Material supplied.
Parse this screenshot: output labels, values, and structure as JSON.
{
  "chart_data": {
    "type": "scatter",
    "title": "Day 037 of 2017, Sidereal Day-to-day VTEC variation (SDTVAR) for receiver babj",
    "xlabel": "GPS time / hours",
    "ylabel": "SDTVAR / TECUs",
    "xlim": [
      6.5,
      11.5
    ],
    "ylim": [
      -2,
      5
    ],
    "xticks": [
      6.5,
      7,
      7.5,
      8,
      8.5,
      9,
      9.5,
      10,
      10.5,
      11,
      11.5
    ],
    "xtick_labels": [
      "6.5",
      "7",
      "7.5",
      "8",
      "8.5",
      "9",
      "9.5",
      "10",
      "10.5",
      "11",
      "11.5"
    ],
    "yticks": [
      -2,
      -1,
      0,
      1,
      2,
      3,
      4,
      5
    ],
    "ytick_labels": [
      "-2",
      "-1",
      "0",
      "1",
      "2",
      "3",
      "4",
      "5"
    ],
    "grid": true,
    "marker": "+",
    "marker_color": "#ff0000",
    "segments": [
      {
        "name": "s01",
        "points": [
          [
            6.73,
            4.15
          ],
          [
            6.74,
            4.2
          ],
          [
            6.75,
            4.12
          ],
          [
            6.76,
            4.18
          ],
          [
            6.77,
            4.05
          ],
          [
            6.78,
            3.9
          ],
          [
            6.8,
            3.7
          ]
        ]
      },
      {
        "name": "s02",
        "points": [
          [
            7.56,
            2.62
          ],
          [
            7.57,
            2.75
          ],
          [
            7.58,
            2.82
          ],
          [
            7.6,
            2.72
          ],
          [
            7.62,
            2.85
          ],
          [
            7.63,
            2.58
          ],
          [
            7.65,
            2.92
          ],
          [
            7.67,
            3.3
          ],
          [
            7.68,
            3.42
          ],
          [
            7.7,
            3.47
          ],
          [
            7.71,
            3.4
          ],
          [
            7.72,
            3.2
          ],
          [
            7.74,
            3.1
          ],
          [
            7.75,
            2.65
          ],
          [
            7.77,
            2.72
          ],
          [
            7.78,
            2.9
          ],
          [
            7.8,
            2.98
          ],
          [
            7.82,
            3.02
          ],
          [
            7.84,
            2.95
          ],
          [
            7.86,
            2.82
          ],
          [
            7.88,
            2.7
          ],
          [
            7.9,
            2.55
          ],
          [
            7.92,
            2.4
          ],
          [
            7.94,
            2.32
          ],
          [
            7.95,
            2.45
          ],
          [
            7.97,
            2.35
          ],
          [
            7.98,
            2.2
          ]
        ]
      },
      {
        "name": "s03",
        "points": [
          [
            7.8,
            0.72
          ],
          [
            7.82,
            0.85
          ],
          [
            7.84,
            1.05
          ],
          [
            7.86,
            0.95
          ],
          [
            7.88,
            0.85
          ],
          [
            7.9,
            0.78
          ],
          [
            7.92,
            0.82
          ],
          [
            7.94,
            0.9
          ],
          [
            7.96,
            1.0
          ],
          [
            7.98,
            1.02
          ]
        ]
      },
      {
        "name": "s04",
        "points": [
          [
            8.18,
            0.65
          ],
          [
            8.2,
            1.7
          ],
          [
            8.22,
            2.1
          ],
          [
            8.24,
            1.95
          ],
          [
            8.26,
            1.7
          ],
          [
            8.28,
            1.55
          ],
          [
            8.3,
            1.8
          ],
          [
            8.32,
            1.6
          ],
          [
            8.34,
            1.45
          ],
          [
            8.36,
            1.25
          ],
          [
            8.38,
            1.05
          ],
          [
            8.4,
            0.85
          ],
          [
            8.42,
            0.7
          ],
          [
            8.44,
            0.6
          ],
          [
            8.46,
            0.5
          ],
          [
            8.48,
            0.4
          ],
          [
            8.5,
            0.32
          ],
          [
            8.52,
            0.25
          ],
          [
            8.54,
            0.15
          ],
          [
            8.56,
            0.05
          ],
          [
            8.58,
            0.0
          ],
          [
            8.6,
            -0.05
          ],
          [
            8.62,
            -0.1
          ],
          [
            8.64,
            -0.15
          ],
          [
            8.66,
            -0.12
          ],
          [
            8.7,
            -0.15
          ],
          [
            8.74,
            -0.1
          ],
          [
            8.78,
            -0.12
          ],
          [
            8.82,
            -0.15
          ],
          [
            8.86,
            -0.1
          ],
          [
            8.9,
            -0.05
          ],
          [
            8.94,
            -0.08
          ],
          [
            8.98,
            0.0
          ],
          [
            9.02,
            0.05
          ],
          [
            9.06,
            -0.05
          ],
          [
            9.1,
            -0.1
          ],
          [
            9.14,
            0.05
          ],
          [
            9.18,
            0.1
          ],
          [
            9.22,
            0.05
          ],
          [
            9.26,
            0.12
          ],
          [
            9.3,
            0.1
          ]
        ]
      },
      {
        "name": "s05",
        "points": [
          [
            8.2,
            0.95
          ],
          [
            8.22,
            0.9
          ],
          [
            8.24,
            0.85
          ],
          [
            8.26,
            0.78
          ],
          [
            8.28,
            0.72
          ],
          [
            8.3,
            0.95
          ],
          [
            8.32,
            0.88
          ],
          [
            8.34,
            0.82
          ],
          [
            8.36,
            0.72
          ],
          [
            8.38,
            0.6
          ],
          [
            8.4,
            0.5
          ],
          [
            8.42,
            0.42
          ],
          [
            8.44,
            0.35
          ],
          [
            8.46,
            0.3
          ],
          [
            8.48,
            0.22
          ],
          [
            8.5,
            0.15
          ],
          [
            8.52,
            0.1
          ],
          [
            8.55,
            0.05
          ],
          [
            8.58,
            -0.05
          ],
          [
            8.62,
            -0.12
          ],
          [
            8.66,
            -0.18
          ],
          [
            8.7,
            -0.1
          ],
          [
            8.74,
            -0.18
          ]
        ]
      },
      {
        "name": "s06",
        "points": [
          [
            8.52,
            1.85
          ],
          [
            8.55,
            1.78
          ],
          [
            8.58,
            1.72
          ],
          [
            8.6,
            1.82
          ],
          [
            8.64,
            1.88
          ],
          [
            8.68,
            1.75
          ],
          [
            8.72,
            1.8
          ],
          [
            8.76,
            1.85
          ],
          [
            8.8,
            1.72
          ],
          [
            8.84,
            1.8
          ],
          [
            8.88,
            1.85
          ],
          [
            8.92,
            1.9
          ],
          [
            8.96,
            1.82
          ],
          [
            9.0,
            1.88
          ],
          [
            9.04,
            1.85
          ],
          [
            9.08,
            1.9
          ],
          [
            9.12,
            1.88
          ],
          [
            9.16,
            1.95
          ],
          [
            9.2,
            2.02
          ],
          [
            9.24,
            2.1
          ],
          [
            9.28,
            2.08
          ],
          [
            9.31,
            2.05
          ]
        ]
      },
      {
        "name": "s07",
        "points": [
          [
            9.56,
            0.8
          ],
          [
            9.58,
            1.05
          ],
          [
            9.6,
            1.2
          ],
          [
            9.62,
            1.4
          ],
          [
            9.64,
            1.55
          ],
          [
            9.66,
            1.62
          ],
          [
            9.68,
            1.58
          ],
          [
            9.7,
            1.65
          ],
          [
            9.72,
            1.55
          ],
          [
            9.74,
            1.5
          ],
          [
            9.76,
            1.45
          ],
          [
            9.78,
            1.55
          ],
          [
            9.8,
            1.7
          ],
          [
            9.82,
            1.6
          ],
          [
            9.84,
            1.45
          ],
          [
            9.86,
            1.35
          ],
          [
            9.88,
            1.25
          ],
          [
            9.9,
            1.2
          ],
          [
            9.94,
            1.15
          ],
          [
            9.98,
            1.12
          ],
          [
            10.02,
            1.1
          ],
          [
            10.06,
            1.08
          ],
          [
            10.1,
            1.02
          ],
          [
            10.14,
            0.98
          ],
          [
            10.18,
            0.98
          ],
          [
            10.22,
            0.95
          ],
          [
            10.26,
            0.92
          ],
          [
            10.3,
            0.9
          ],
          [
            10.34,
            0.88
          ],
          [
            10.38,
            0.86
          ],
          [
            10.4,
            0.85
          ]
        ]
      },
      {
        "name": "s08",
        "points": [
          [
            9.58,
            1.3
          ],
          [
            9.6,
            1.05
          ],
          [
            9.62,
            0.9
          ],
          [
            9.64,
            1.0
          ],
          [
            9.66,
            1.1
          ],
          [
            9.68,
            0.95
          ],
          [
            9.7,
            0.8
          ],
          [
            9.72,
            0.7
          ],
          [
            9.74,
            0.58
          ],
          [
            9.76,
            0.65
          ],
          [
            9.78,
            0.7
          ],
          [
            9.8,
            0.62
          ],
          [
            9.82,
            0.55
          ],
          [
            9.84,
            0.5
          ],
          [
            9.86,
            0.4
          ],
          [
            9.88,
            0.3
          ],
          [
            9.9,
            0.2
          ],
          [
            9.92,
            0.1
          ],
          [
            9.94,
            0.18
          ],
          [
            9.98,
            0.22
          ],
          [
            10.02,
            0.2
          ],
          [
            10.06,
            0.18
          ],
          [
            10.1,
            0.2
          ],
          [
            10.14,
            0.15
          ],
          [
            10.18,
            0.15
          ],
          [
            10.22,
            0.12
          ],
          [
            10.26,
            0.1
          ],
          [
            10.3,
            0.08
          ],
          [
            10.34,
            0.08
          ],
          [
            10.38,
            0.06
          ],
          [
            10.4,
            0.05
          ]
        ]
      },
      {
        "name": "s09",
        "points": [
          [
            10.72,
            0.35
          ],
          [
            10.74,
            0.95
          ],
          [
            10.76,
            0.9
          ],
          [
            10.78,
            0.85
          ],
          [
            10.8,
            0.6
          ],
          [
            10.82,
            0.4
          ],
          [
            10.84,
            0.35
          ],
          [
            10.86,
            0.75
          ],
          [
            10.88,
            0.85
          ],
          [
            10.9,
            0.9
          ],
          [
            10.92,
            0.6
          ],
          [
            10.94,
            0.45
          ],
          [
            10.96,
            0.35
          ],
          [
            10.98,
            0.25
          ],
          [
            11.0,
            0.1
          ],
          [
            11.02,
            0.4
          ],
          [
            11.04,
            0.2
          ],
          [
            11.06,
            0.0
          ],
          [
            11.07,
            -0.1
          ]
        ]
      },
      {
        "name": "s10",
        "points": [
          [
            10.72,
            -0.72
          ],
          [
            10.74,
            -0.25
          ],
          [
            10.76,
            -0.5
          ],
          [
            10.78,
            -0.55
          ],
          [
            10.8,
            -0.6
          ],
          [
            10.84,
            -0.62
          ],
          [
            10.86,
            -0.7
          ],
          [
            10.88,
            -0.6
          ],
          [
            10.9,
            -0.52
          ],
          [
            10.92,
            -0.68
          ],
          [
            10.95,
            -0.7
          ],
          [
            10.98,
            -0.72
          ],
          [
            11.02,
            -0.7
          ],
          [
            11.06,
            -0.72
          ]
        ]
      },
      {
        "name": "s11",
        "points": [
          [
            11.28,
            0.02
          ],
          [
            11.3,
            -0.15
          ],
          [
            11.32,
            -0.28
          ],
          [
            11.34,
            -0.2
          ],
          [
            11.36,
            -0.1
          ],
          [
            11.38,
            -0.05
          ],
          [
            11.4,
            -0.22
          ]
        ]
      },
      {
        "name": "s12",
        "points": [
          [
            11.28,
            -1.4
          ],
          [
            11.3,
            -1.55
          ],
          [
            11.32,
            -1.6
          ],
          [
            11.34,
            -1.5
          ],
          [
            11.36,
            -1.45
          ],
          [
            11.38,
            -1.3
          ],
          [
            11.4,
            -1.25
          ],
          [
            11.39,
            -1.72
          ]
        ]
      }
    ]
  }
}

Exercise.
Find how many lines in the material hold the word "SDTVAR" and state that number alone.

Result of this task.
2